(Data extracted from a collection)
........
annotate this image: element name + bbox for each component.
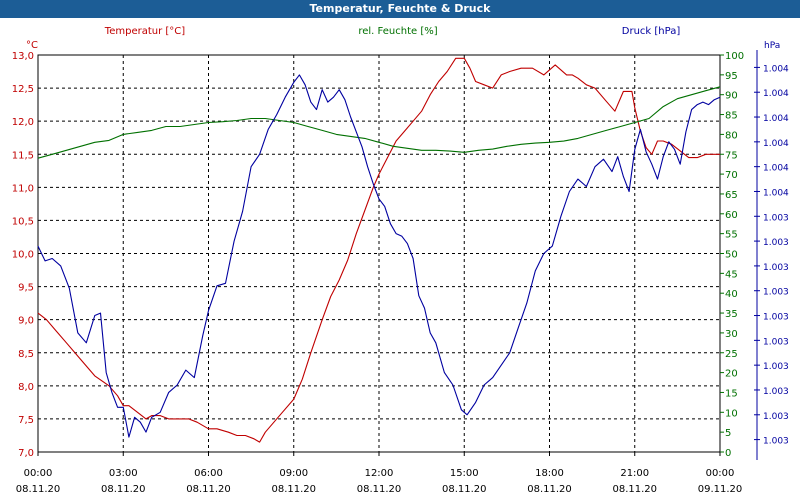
humidity-tick-label: 35 <box>725 309 738 320</box>
pressure-tick-label: 1.004 <box>763 164 789 174</box>
pressure-tick-label: 1.004 <box>763 139 789 149</box>
temperature-tick-label: 13,0 <box>12 51 34 62</box>
x-tick-date: 08.11.20 <box>186 484 231 495</box>
x-tick-date: 08.11.20 <box>612 484 657 495</box>
pressure-series-line <box>37 74 721 438</box>
humidity-tick-label: 15 <box>725 388 738 399</box>
pressure-tick-label: 1.004 <box>763 188 789 198</box>
humidity-tick-label: 75 <box>725 150 738 161</box>
humidity-tick-label: 65 <box>725 190 738 201</box>
temperature-tick-label: 10,5 <box>12 216 34 227</box>
humidity-tick-label: 10 <box>725 408 738 419</box>
x-tick-time: 09:00 <box>279 468 308 479</box>
humidity-tick-label: 85 <box>725 111 738 122</box>
humidity-tick-label: 90 <box>725 91 738 102</box>
temperature-tick-label: 11,5 <box>12 150 34 161</box>
pressure-unit-label: hPa <box>764 41 780 51</box>
temperature-tick-label: 9,0 <box>18 316 34 327</box>
temperature-tick-label: 12,5 <box>12 84 34 95</box>
temperature-tick-label: 8,5 <box>18 349 34 360</box>
pressure-tick-label: 1.004 <box>763 89 789 99</box>
x-tick-date: 08.11.20 <box>271 484 316 495</box>
humidity-tick-label: 40 <box>725 289 738 300</box>
pressure-tick-label: 1.003 <box>763 288 789 298</box>
x-tick-time: 00:00 <box>706 468 735 479</box>
temperature-tick-label: 10,0 <box>12 250 34 261</box>
humidity-tick-label: 30 <box>725 329 738 340</box>
humidity-tick-label: 20 <box>725 369 738 380</box>
pressure-tick-label: 1.004 <box>763 64 789 74</box>
temperature-tick-label: 7,5 <box>18 415 34 426</box>
humidity-tick-label: 80 <box>725 130 738 141</box>
temperature-tick-label: 12,0 <box>12 117 34 128</box>
x-tick-time: 00:00 <box>24 468 53 479</box>
humidity-tick-label: 60 <box>725 210 738 221</box>
x-tick-time: 03:00 <box>109 468 138 479</box>
pressure-tick-label: 1.003 <box>763 362 789 372</box>
x-tick-date: 08.11.20 <box>442 484 487 495</box>
humidity-tick-label: 95 <box>725 71 738 82</box>
humidity-tick-label: 55 <box>725 230 738 241</box>
pressure-tick-label: 1.003 <box>763 412 789 422</box>
x-tick-date: 09.11.20 <box>698 484 743 495</box>
humidity-series-line <box>37 86 721 159</box>
humidity-tick-label: 70 <box>725 170 738 181</box>
humidity-tick-label: 45 <box>725 269 738 280</box>
pressure-tick-label: 1.003 <box>763 337 789 347</box>
temperature-series-line <box>37 57 720 443</box>
pressure-tick-label: 1.003 <box>763 437 789 447</box>
pressure-tick-label: 1.003 <box>763 238 789 248</box>
humidity-axis-label: rel. Feuchte [%] <box>358 26 437 37</box>
chart-title: Temperatur, Feuchte & Druck <box>0 0 800 18</box>
humidity-tick-label: 25 <box>725 349 738 360</box>
x-tick-date: 08.11.20 <box>101 484 146 495</box>
humidity-tick-label: 5 <box>725 428 731 439</box>
humidity-tick-label: 0 <box>725 448 731 459</box>
temperature-axis-label: Temperatur [°C] <box>104 26 185 37</box>
temperature-tick-label: 8,0 <box>18 382 34 393</box>
x-tick-date: 08.11.20 <box>357 484 402 495</box>
pressure-axis-label: Druck [hPa] <box>622 26 681 37</box>
humidity-tick-label: 50 <box>725 250 738 261</box>
x-tick-date: 08.11.20 <box>527 484 572 495</box>
x-tick-time: 12:00 <box>365 468 394 479</box>
pressure-tick-label: 1.003 <box>763 313 789 323</box>
x-tick-time: 21:00 <box>620 468 649 479</box>
temperature-unit-label: °C <box>26 40 38 51</box>
pressure-tick-label: 1.004 <box>763 114 789 124</box>
temperature-tick-label: 11,0 <box>12 183 34 194</box>
x-tick-time: 15:00 <box>450 468 479 479</box>
pressure-tick-label: 1.003 <box>763 263 789 273</box>
x-tick-time: 18:00 <box>535 468 564 479</box>
temperature-tick-label: 7,0 <box>18 448 34 459</box>
humidity-tick-label: 100 <box>725 51 744 62</box>
temperature-tick-label: 9,5 <box>18 283 34 294</box>
pressure-tick-label: 1.003 <box>763 213 789 223</box>
x-tick-date: 08.11.20 <box>16 484 61 495</box>
pressure-tick-label: 1.003 <box>763 387 789 397</box>
x-tick-time: 06:00 <box>194 468 223 479</box>
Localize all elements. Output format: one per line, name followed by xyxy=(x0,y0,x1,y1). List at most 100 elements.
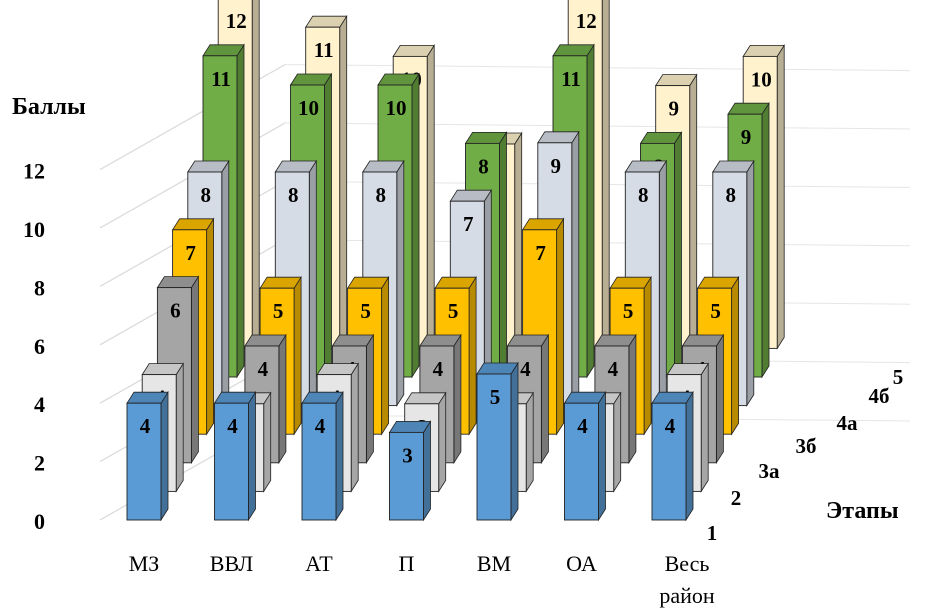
data-label: 9 xyxy=(741,125,752,149)
bar-top xyxy=(187,160,230,173)
bar-top xyxy=(362,160,405,173)
data-label: 5 xyxy=(623,299,634,323)
data-label: 4 xyxy=(577,414,588,438)
data-label: 4 xyxy=(140,414,151,438)
data-label: 4 xyxy=(665,414,676,438)
data-label: 10 xyxy=(751,67,772,91)
bar-side xyxy=(206,217,215,436)
bar-side xyxy=(251,0,260,350)
series-label: 3б xyxy=(796,434,817,458)
bar-front xyxy=(476,373,512,521)
bar-side xyxy=(746,159,755,407)
bar-side xyxy=(658,159,667,407)
bar-side xyxy=(514,131,523,350)
bar-top xyxy=(171,218,215,231)
bar-side xyxy=(510,361,519,522)
bar-side xyxy=(339,14,348,350)
data-label: 4 xyxy=(258,357,269,381)
data-label: 4 xyxy=(520,357,531,381)
series-label: 4б xyxy=(869,384,890,408)
data-label: 5 xyxy=(273,299,284,323)
series-label: 1 xyxy=(707,521,718,545)
bar-front xyxy=(301,402,337,521)
bar-side xyxy=(586,43,595,379)
series-label: 5 xyxy=(893,365,904,389)
y-tick-label: 0 xyxy=(34,509,45,534)
bar-side xyxy=(613,391,622,493)
data-label: 10 xyxy=(386,96,407,120)
bar-side xyxy=(628,333,637,465)
bar-top xyxy=(213,391,257,404)
data-label: 12 xyxy=(226,9,247,33)
data-label: 8 xyxy=(726,183,737,207)
bar-top xyxy=(403,392,447,405)
bar-side xyxy=(236,43,245,379)
bar-top xyxy=(464,131,508,144)
data-label: 11 xyxy=(314,38,334,62)
bar-top xyxy=(506,334,550,347)
bar-front xyxy=(126,402,162,521)
bar-top xyxy=(274,160,318,173)
data-label: 8 xyxy=(201,183,212,207)
bar-side xyxy=(396,159,405,407)
series-label: 4а xyxy=(837,411,859,435)
bar-top xyxy=(624,160,668,173)
bar-top xyxy=(202,44,245,57)
bar-side xyxy=(499,131,507,379)
bar: 4 xyxy=(651,390,694,522)
bar-side xyxy=(411,72,420,379)
data-label: 12 xyxy=(576,9,597,33)
data-label: 8 xyxy=(478,154,489,178)
bar-side xyxy=(365,333,374,465)
data-label: 11 xyxy=(561,67,581,91)
series-label: 2 xyxy=(731,486,742,510)
bar-top xyxy=(666,363,709,376)
bar-side xyxy=(541,333,549,465)
bar-side xyxy=(221,159,230,407)
data-label: 9 xyxy=(668,97,679,121)
bar-top xyxy=(654,74,698,86)
bar-top xyxy=(377,73,420,86)
bar-side xyxy=(643,275,652,436)
bar-top xyxy=(681,334,725,347)
data-label: 7 xyxy=(185,241,196,265)
data-label: 8 xyxy=(638,183,649,207)
bar-side xyxy=(190,275,199,465)
bar-side xyxy=(278,333,287,465)
data-label: 4 xyxy=(433,357,444,381)
bar-side xyxy=(731,275,739,436)
bar-side xyxy=(308,159,317,407)
bar-top xyxy=(712,160,755,173)
x-tick-label: МЗ xyxy=(129,551,160,576)
bar-top xyxy=(259,276,302,289)
bar: 5 xyxy=(476,361,519,522)
bar-top xyxy=(141,363,184,376)
data-label: 10 xyxy=(298,96,319,120)
data-label: 5 xyxy=(490,385,501,409)
y-axis-title: Баллы xyxy=(12,94,86,120)
bar-side xyxy=(248,390,256,522)
bar-front xyxy=(214,402,249,521)
bar: 4 xyxy=(213,390,257,522)
bar-side xyxy=(674,131,682,379)
bar: 4 xyxy=(563,390,607,522)
bar-top xyxy=(449,189,493,202)
y-tick-label: 12 xyxy=(23,159,45,184)
data-label: 9 xyxy=(551,154,562,178)
z-axis-title: Этапы xyxy=(826,498,899,524)
data-label: 4 xyxy=(227,414,238,438)
bar-top xyxy=(651,391,694,404)
bar-front xyxy=(389,431,424,521)
data-label: 11 xyxy=(211,67,231,91)
bar-top xyxy=(696,276,740,289)
bar-top xyxy=(126,391,169,404)
x-tick-label: П xyxy=(399,551,415,576)
bar-side xyxy=(700,362,709,493)
series-label: 3а xyxy=(759,459,781,483)
data-label: 8 xyxy=(288,183,299,207)
data-label: 5 xyxy=(710,299,721,323)
data-label: 5 xyxy=(360,299,371,323)
bar-front xyxy=(651,402,687,521)
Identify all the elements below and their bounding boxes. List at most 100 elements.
........
-- What is expected --
Write out the lines above without alteration, starting at the line that contains "humidity-tick-label: 35 <box>725" and ending at the line that contains "pressure-tick-label: 1.003 <box>763 362", both included.

-- Answer to the task --
humidity-tick-label: 35 <box>725 309 738 320</box>
pressure-tick-label: 1.004 <box>763 164 789 174</box>
pressure-tick-label: 1.004 <box>763 139 789 149</box>
temperature-tick-label: 13,0 <box>12 51 34 62</box>
x-tick-date: 08.11.20 <box>186 484 231 495</box>
x-tick-date: 08.11.20 <box>612 484 657 495</box>
pressure-series-line <box>37 74 721 438</box>
humidity-tick-label: 15 <box>725 388 738 399</box>
pressure-tick-label: 1.004 <box>763 188 789 198</box>
humidity-tick-label: 75 <box>725 150 738 161</box>
humidity-tick-label: 65 <box>725 190 738 201</box>
temperature-tick-label: 10,5 <box>12 216 34 227</box>
humidity-tick-label: 10 <box>725 408 738 419</box>
x-tick-time: 09:00 <box>279 468 308 479</box>
humidity-tick-label: 85 <box>725 111 738 122</box>
humidity-tick-label: 90 <box>725 91 738 102</box>
temperature-tick-label: 11,5 <box>12 150 34 161</box>
pressure-unit-label: hPa <box>764 41 780 51</box>
temperature-tick-label: 9,0 <box>18 316 34 327</box>
temperature-tick-label: 12,5 <box>12 84 34 95</box>
temperature-tick-label: 8,5 <box>18 349 34 360</box>
pressure-tick-label: 1.004 <box>763 89 789 99</box>
x-tick-date: 08.11.20 <box>271 484 316 495</box>
humidity-tick-label: 40 <box>725 289 738 300</box>
pressure-tick-label: 1.003 <box>763 288 789 298</box>
x-tick-time: 00:00 <box>706 468 735 479</box>
temperature-tick-label: 10,0 <box>12 250 34 261</box>
humidity-tick-label: 30 <box>725 329 738 340</box>
humidity-tick-label: 20 <box>725 369 738 380</box>
pressure-tick-label: 1.004 <box>763 64 789 74</box>
temperature-tick-label: 7,5 <box>18 415 34 426</box>
humidity-tick-label: 80 <box>725 130 738 141</box>
temperature-tick-label: 12,0 <box>12 117 34 128</box>
x-tick-time: 00:00 <box>24 468 53 479</box>
humidity-tick-label: 60 <box>725 210 738 221</box>
x-tick-time: 03:00 <box>109 468 138 479</box>
pressure-tick-label: 1.003 <box>763 362 789 372</box>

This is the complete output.